TO BE DONE. Find the lines of data that contain the string "организациями", then list them.

DATASET RECORDS.

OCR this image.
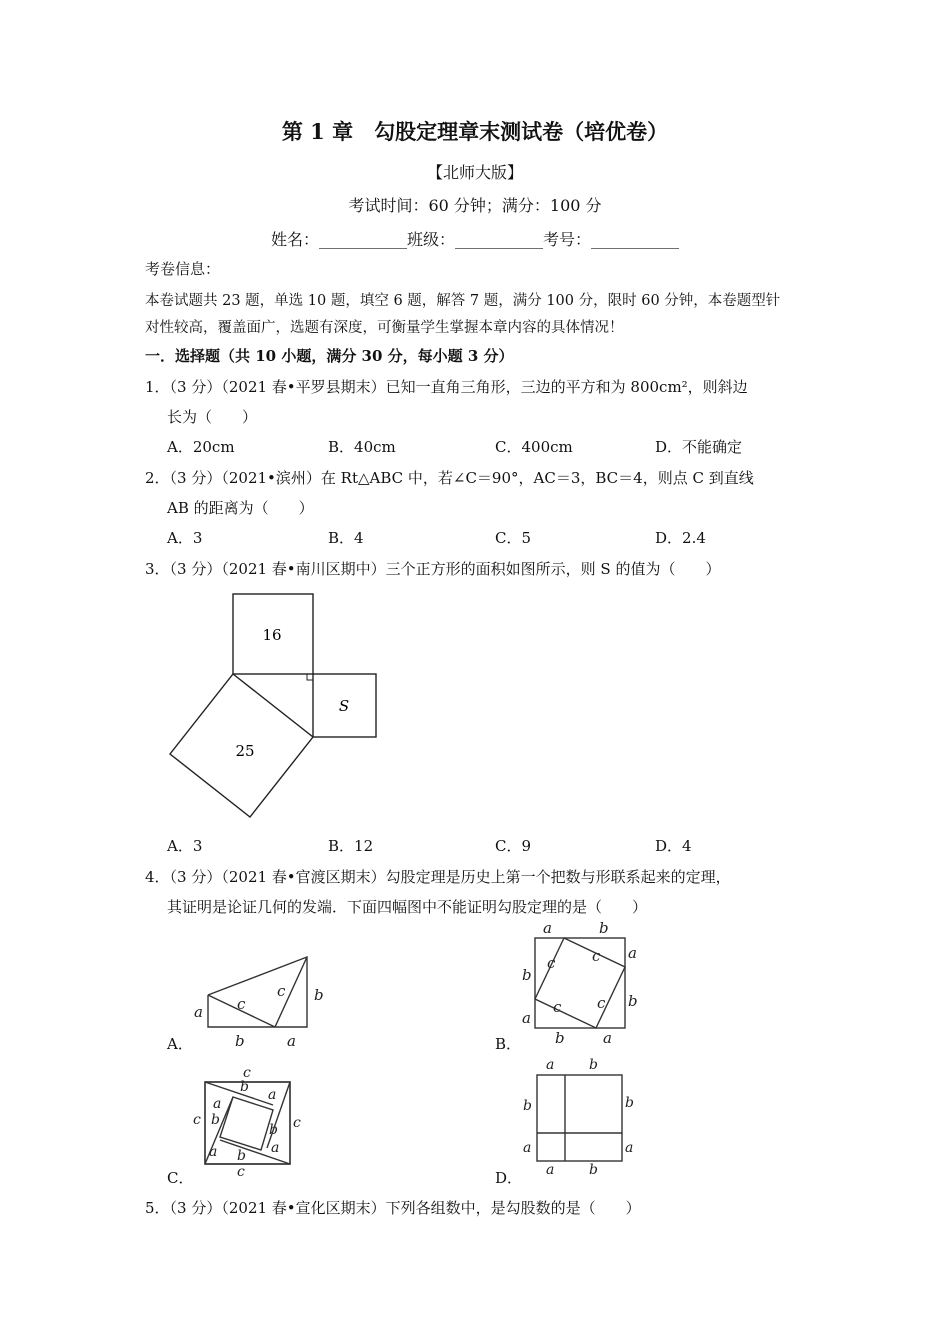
第 1 章　勾股定理章末测试卷（培优卷）
【北师大版】
考试时间：60 分钟；满分：100 分
姓名：___________班级：___________考号：___________
考卷信息：
本卷试题共 23 题，单选 10 题，填空 6 题，解答 7 题，满分 100 分，限时 60 分钟，本卷题型针
对性较高，覆盖面广，选题有深度，可衡量学生掌握本章内容的具体情况！
一．选择题（共 10 小题，满分 30 分，每小题 3 分）
1．（3 分）（2021 春•平罗县期末）已知一直角三角形，三边的平方和为 800cm²，则斜边
长为（　　）
A．20cm	B．40cm	C．400cm	D．不能确定
2．（3 分）（2021•滨州）在 Rt△ABC 中，若∠C＝90°，AC＝3，BC＝4，则点 C 到直线
AB 的距离为（　　）
A．3	B．4	C．5	D．2.4
3．（3 分）（2021 春•南川区期中）三个正方形的面积如图所示，则 S 的值为（　　）
16
S
25
A．3	B．12	C．9	D．4
4．（3 分）（2021 春•官渡区期末）勾股定理是历史上第一个把数与形联系起来的定理，
其证明是论证几何的发端．下面四幅图中不能证明勾股定理的是（　　）
a
b	a
c
c b
A．
a	b
a
b
b	a
b
a
c c
c
c
B．
c
b a
a
b
c	c
b
a
a b
c
C．
a b
b
a
b
a
a b
D．
5．（3 分）（2021 春•宣化区期末）下列各组数中，是勾股数的是（　　）
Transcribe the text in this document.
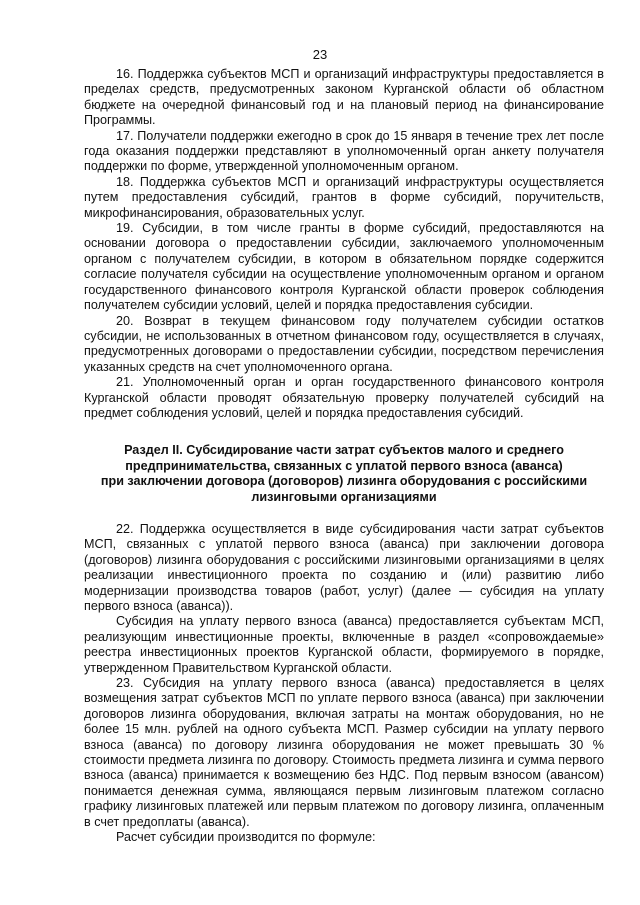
23

16. Поддержка субъектов МСП и организаций инфраструктуры предоставляется в пределах средств, предусмотренных законом Курганской области об областном бюджете на очередной финансовый год и на плановый период на финансирование Программы.

17. Получатели поддержки ежегодно в срок до 15 января в течение трех лет после года оказания поддержки представляют в уполномоченный орган анкету получателя поддержки по форме, утвержденной уполномоченным органом.

18. Поддержка субъектов МСП и организаций инфраструктуры осуществляется путем предоставления субсидий, грантов в форме субсидий, поручительств, микрофинансирования, образовательных услуг.

19. Субсидии, в том числе гранты в форме субсидий, предоставляются на основании договора о предоставлении субсидии, заключаемого уполномоченным органом с получателем субсидии, в котором в обязательном порядке содержится согласие получателя субсидии на осуществление уполномоченным органом и органом государственного финансового контроля Курганской области проверок соблюдения получателем субсидии условий, целей и порядка предоставления субсидии.

20. Возврат в текущем финансовом году получателем субсидии остатков субсидии, не использованных в отчетном финансовом году, осуществляется в случаях, предусмотренных договорами о предоставлении субсидии, посредством перечисления указанных средств на счет уполномоченного органа.

21. Уполномоченный орган и орган государственного финансового контроля Курганской области проводят обязательную проверку получателей субсидий на предмет соблюдения условий, целей и порядка предоставления субсидий.

Раздел II. Субсидирование части затрат субъектов малого и среднего предпринимательства, связанных с уплатой первого взноса (аванса)
при заключении договора (договоров) лизинга оборудования с российскими лизинговыми организациями

22. Поддержка осуществляется в виде субсидирования части затрат субъектов МСП, связанных с уплатой первого взноса (аванса) при заключении договора (договоров) лизинга оборудования с российскими лизинговыми организациями в целях реализации инвестиционного проекта по созданию и (или) развитию либо модернизации производства товаров (работ, услуг) (далее — субсидия на уплату первого взноса (аванса)).

Субсидия на уплату первого взноса (аванса) предоставляется субъектам МСП, реализующим инвестиционные проекты, включенные в раздел «сопровождаемые» реестра инвестиционных проектов Курганской области, формируемого в порядке, утвержденном Правительством Курганской области.

23. Субсидия на уплату первого взноса (аванса) предоставляется в целях возмещения затрат субъектов МСП по уплате первого взноса (аванса) при заключении договоров лизинга оборудования, включая затраты на монтаж оборудования, но не более 15 млн. рублей на одного субъекта МСП. Размер субсидии на уплату первого взноса (аванса) по договору лизинга оборудования не может превышать 30 % стоимости предмета лизинга по договору. Стоимость предмета лизинга и сумма первого взноса (аванса) принимается к возмещению без НДС. Под первым взносом (авансом) понимается денежная сумма, являющаяся первым лизинговым платежом согласно графику лизинговых платежей или первым платежом по договору лизинга, оплаченным в счет предоплаты (аванса).

Расчет субсидии производится по формуле:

ANSWER FOR THIS EXERCISE.
при заключении договора (договоров) лизинга оборудования с российскими лизинговыми организациями
22. Поддержка осуществляется в виде субсидирования части затрат субъектов МСП, связанных с уплатой первого взноса (аванса) при заключении договора (договоров) лизинга оборудования с российскими лизинговыми организациями в целях реализации инвестиционного проекта по созданию и (или) развитию либо модернизации производства товаров (работ, услуг) (далее — субсидия на уплату первого взноса (аванса)).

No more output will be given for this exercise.